### Set task
Return the listing word for word, as given.

──────── Input records ────────

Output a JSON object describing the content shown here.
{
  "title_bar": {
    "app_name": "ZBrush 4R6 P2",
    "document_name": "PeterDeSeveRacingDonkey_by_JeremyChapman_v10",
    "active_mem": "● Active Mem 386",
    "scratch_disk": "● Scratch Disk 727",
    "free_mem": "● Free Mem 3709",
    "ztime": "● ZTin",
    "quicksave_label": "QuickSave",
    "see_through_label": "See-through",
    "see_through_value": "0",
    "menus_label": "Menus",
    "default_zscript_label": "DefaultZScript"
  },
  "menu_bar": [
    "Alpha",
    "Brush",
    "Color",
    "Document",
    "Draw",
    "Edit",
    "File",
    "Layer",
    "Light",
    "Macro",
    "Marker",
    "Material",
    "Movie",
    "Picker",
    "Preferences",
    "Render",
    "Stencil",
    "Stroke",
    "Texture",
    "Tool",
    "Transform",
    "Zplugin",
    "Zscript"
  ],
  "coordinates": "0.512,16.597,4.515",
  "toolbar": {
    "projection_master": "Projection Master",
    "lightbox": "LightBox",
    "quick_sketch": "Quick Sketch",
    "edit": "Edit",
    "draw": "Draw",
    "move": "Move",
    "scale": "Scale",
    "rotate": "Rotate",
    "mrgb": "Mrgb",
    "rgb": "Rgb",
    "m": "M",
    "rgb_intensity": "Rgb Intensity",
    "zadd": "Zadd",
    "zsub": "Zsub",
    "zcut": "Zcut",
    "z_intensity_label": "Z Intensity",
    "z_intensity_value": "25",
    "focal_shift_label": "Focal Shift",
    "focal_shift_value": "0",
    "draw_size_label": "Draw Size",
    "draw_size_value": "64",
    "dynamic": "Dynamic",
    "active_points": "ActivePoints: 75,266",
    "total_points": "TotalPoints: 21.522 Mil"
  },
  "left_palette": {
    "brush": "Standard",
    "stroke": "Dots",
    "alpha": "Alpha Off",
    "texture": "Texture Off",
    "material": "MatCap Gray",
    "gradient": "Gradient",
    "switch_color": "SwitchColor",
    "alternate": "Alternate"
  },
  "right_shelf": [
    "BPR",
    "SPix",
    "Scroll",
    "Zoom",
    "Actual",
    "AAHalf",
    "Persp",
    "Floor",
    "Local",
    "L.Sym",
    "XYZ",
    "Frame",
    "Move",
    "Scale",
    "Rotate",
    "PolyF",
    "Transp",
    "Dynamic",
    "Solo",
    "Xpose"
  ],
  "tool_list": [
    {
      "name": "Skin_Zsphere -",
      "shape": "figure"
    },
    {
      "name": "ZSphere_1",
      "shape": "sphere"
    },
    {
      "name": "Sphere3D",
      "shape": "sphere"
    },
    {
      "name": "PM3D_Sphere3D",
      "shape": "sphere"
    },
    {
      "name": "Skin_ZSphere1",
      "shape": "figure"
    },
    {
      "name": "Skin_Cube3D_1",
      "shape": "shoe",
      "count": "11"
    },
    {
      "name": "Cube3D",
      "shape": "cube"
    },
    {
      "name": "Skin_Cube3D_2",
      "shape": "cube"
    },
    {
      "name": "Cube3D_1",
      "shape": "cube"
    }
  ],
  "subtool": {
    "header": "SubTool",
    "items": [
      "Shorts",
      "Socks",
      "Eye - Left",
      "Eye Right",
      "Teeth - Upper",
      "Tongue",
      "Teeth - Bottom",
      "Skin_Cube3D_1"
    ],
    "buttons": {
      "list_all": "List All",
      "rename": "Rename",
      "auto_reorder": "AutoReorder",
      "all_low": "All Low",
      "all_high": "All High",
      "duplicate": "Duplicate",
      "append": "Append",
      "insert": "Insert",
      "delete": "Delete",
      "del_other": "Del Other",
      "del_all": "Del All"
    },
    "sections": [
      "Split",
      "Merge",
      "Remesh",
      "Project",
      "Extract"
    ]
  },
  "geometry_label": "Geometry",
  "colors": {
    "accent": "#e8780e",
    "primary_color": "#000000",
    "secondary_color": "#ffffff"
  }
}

────────

### Correct answer
Output a JSON object describing the content shown here.
{
  "title_bar": {
    "app_name": "ZBrush 4R6 P2",
    "document_name": "PeterDeSeveRacingDonkey_by_JeremyChapman_v10",
    "active_mem": "● Active Mem 386",
    "scratch_disk": "● Scratch Disk 727",
    "free_mem": "● Free Mem 3709",
    "ztime": "● ZTin",
    "quicksave_label": "QuickSave",
    "see_through_label": "See-through",
    "see_through_value": "0",
    "menus_label": "Menus",
    "default_zscript_label": "DefaultZScript"
  },
  "menu_bar": [
    "Alpha",
    "Brush",
    "Color",
    "Document",
    "Draw",
    "Edit",
    "File",
    "Layer",
    "Light",
    "Macro",
    "Marker",
    "Material",
    "Movie",
    "Picker",
    "Preferences",
    "Render",
    "Stencil",
    "Stroke",
    "Texture",
    "Tool",
    "Transform",
    "Zplugin",
    "Zscript"
  ],
  "coordinates": "0.512,16.597,4.515",
  "toolbar": {
    "projection_master": "Projection Master",
    "lightbox": "LightBox",
    "quick_sketch": "Quick Sketch",
    "edit": "Edit",
    "draw": "Draw",
    "move": "Move",
    "scale": "Scale",
    "rotate": "Rotate",
    "mrgb": "Mrgb",
    "rgb": "Rgb",
    "m": "M",
    "rgb_intensity": "Rgb Intensity",
    "zadd": "Zadd",
    "zsub": "Zsub",
    "zcut": "Zcut",
    "z_intensity_label": "Z Intensity",
    "z_intensity_value": "25",
    "focal_shift_label": "Focal Shift",
    "focal_shift_value": "0",
    "draw_size_label": "Draw Size",
    "draw_size_value": "64",
    "dynamic": "Dynamic",
    "active_points": "ActivePoints: 75,266",
    "total_points": "TotalPoints: 21.522 Mil"
  },
  "left_palette": {
    "brush": "Standard",
    "stroke": "Dots",
    "alpha": "Alpha Off",
    "texture": "Texture Off",
    "material": "MatCap Gray",
    "gradient": "Gradient",
    "switch_color": "SwitchColor",
    "alternate": "Alternate"
  },
  "right_shelf": [
    "BPR",
    "SPix",
    "Scroll",
    "Zoom",
    "Actual",
    "AAHalf",
    "Persp",
    "Floor",
    "Local",
    "L.Sym",
    "XYZ",
    "Frame",
    "Move",
    "Scale",
    "Rotate",
    "PolyF",
    "Transp",
    "Dynamic",
    "Solo",
    "Xpose"
  ],
  "tool_list": [
    {
      "name": "Skin_Zsphere -",
      "shape": "figure"
    },
    {
      "name": "ZSphere_1",
      "shape": "sphere"
    },
    {
      "name": "Sphere3D",
      "shape": "sphere"
    },
    {
      "name": "PM3D_Sphere3D",
      "shape": "sphere"
    },
    {
      "name": "Skin_ZSphere1",
      "shape": "figure"
    },
    {
      "name": "Skin_Cube3D_1",
      "shape": "shoe",
      "count": "11"
    },
    {
      "name": "Cube3D",
      "shape": "cube"
    },
    {
      "name": "Skin_Cube3D_2",
      "shape": "cube"
    },
    {
      "name": "Cube3D_1",
      "shape": "cube"
    }
  ],
  "subtool": {
    "header": "SubTool",
    "items": [
      "Shorts",
      "Socks",
      "Eye - Left",
      "Eye Right",
      "Teeth - Upper",
      "Tongue",
      "Teeth - Bottom",
      "Skin_Cube3D_1"
    ],
    "buttons": {
      "list_all": "List All",
      "rename": "Rename",
      "auto_reorder": "AutoReorder",
      "all_low": "All Low",
      "all_high": "All High",
      "duplicate": "Duplicate",
      "append": "Append",
      "insert": "Insert",
      "delete": "Delete",
      "del_other": "Del Other",
      "del_all": "Del All"
    },
    "sections": [
      "Split",
      "Merge",
      "Remesh",
      "Project",
      "Extract"
    ]
  },
  "geometry_label": "Geometry",
  "colors": {
    "accent": "#e8780e",
    "primary_color": "#000000",
    "secondary_color": "#ffffff"
  }
}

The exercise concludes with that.